● **TEXTO DO DOCUMENTO**

+---+

Terça-feira, 22 de Agosto de 2017
ISSN 1519-7670 - Ano 19 - nº955

PRIMEIRAS EDIçõES > CADERNOS DE ECONOMIA

Para embrulhar tainhas

Por lgarcia em 23/12/2003 na edição 256

CADERNOS DE ECONOMIA

Sidney Borges (*)

A Globopar está sendo processada nos Estados Unidos. De uma dívida que monta a dois bilhões de dólares, estão sendo questionados pouco menos de 100 milhões. Cinco por cento. Como as coisas são relativas! O que significa 5%? O todo dividido em 20 partes. Cem milhões de dólares é um vigésimo do buraco do qual já não dá para enxergar o fundo.

O BNDES imediatamente saiu a campo anunciando que não socorrerá a holding. Acredito. Se estivéssemos em outros tempos o socorro faria sentido. O segmento virtuoso da Globopar ? TV Globo e jornal O Globo ? sempre teve papel de destaque no apoio aos governos pós-64, quaisquer que fossem eles. Hoje continua prestando bons serviços ao Planalto, embora já não detenha tanto poder e já não seja tão necessário.

+---+

● **MATERIAL FORNECIDO**
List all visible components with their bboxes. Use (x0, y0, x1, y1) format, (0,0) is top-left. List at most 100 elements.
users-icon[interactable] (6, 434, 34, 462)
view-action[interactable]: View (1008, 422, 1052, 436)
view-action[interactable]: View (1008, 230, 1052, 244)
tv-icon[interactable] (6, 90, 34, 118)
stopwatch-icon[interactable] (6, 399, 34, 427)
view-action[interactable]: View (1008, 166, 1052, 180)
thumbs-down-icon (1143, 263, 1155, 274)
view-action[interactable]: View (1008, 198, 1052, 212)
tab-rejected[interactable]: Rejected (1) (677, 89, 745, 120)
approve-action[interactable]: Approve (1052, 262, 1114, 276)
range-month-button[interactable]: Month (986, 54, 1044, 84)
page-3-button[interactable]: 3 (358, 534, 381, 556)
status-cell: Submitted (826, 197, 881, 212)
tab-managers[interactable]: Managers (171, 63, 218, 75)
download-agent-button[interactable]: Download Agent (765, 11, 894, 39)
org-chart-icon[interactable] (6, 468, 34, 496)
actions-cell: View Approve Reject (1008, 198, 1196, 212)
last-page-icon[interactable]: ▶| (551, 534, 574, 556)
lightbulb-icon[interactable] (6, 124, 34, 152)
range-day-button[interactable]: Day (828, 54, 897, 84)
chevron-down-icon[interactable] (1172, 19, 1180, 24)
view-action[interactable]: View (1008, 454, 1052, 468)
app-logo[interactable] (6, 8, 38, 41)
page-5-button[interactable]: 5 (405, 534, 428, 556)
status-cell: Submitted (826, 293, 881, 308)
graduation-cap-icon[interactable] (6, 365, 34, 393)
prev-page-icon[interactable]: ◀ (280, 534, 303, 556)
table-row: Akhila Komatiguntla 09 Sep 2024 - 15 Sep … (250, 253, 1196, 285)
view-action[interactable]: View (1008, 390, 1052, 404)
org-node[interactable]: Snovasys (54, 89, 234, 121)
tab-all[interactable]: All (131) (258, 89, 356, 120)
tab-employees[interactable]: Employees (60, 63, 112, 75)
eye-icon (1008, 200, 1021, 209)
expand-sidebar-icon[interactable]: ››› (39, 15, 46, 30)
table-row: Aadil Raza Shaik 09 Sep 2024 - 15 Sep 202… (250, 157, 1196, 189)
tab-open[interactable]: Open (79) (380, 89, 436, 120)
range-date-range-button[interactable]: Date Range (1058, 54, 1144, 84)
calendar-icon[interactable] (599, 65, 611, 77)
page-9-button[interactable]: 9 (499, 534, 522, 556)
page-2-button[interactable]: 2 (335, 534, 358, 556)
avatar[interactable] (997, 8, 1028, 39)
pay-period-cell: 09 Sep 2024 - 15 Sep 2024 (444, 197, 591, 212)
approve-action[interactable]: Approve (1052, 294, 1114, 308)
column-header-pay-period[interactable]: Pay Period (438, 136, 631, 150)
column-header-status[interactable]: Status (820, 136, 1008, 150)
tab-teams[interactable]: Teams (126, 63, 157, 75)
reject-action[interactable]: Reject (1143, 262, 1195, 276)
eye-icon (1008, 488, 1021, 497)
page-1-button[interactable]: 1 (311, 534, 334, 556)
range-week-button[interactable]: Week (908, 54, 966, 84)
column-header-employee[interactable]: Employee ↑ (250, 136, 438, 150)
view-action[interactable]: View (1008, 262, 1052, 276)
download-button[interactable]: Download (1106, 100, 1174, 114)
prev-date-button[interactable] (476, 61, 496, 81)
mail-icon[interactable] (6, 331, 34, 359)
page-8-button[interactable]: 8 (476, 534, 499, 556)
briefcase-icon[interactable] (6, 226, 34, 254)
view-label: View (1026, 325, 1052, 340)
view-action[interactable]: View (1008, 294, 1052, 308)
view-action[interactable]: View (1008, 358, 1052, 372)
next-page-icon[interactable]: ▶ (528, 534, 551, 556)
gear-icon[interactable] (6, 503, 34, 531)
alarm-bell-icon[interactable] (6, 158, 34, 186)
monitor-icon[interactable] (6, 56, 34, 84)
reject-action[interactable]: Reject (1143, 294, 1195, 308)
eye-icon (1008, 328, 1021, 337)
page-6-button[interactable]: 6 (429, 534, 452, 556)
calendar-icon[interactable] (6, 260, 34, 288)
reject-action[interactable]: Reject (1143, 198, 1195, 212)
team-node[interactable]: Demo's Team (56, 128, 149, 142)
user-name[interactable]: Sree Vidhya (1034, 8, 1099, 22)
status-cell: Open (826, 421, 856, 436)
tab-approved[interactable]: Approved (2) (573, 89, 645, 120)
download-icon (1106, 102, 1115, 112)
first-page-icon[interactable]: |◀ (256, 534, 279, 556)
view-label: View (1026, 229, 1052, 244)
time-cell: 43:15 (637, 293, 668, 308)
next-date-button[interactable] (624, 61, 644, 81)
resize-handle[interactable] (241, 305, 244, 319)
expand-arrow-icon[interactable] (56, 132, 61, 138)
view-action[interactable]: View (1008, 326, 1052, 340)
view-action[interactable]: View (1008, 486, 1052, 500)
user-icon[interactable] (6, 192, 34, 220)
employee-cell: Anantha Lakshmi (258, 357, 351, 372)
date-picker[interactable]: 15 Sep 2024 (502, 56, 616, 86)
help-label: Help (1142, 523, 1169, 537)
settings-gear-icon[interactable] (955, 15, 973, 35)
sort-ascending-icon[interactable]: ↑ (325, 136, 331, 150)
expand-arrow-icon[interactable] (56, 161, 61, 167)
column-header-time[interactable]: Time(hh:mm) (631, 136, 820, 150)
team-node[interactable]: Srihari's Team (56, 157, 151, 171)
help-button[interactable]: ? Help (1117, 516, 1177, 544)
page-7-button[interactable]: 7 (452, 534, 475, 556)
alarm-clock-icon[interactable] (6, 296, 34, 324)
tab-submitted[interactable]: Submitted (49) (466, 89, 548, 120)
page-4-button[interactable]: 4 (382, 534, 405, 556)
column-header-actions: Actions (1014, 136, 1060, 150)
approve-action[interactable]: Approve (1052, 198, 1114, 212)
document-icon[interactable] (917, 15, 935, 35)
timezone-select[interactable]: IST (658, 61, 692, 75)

+---+

● **TAREFA 1**
Transcreva do artigo sobre a Globopar o trecho que começa em "O BNDES imediatamente" e termina em "seja tão necessário.".
● **TAREFA 2**
Reescreva de forma mais concisa o parágrafo do artigo sobre a Globopar iniciado por "O BNDES imediatamente saiu a campo", mantendo seus fatos principais.
As linhas apresentadas constituem material à parte, independente do artigo sobre a Globopar.

● **SUA RESPOSTA 1**
O BNDES imediatamente saiu a campo anunciando que não socorrerá a holding. Acredito. Se estivéssemos em outros tempos o socorro faria sentido. O segmento virtuoso da Globopar ? TV Globo e jornal O Globo ? sempre teve papel de destaque no apoio aos governos pós-64, quaisquer que fossem eles. Hoje continua prestando bons serviços ao Planalto, embora já não detenha tanto poder e já não seja tão necessário.

● **SUA RESPOSTA 2**
O BNDES anunciou de imediato que não socorrerá a holding, e o artigo afirma acreditar nisso. Em outros tempos o socorro faria sentido, já que a TV Globo e o jornal O Globo, o segmento virtuoso da Globopar, sempre apoiaram os governos pós-64, quaisquer que fossem eles. Hoje ainda prestam bons serviços ao Planalto, mas têm menos poder e já não são tão necessários.